### Exercise description
Copy out all the entries word for word.

********

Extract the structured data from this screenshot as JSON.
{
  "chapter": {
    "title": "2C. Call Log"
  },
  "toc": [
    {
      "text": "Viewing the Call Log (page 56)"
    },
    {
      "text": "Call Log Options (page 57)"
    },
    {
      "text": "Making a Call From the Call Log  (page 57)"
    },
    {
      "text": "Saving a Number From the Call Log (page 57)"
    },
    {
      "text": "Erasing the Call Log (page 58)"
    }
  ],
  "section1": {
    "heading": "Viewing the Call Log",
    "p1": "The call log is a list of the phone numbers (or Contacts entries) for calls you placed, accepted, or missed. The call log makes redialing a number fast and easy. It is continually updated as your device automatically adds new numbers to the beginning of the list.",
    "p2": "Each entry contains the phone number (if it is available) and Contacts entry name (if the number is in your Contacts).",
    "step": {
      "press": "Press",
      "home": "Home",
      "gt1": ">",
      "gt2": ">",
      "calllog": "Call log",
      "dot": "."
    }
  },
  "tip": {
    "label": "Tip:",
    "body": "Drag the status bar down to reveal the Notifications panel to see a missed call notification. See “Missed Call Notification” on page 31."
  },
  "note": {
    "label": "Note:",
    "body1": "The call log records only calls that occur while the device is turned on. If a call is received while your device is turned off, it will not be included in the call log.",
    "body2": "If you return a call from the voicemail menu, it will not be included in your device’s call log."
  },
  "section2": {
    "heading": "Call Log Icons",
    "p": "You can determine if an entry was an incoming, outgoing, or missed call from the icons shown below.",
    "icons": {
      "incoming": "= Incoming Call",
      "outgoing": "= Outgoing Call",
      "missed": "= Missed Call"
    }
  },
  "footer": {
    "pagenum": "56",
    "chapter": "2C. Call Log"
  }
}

********

### Written reply
Extract the structured data from this screenshot as JSON.
{
  "chapter": {
    "title": "2C. Call Log"
  },
  "toc": [
    {
      "text": "Viewing the Call Log (page 56)"
    },
    {
      "text": "Call Log Options (page 57)"
    },
    {
      "text": "Making a Call From the Call Log  (page 57)"
    },
    {
      "text": "Saving a Number From the Call Log (page 57)"
    },
    {
      "text": "Erasing the Call Log (page 58)"
    }
  ],
  "section1": {
    "heading": "Viewing the Call Log",
    "p1": "The call log is a list of the phone numbers (or Contacts entries) for calls you placed, accepted, or missed. The call log makes redialing a number fast and easy. It is continually updated as your device automatically adds new numbers to the beginning of the list.",
    "p2": "Each entry contains the phone number (if it is available) and Contacts entry name (if the number is in your Contacts).",
    "step": {
      "press": "Press",
      "home": "Home",
      "gt1": ">",
      "gt2": ">",
      "calllog": "Call log",
      "dot": "."
    }
  },
  "tip": {
    "label": "Tip:",
    "body": "Drag the status bar down to reveal the Notifications panel to see a missed call notification. See “Missed Call Notification” on page 31."
  },
  "note": {
    "label": "Note:",
    "body1": "The call log records only calls that occur while the device is turned on. If a call is received while your device is turned off, it will not be included in the call log.",
    "body2": "If you return a call from the voicemail menu, it will not be included in your device’s call log."
  },
  "section2": {
    "heading": "Call Log Icons",
    "p": "You can determine if an entry was an incoming, outgoing, or missed call from the icons shown below.",
    "icons": {
      "incoming": "= Incoming Call",
      "outgoing": "= Outgoing Call",
      "missed": "= Missed Call"
    }
  },
  "footer": {
    "pagenum": "56",
    "chapter": "2C. Call Log"
  }
}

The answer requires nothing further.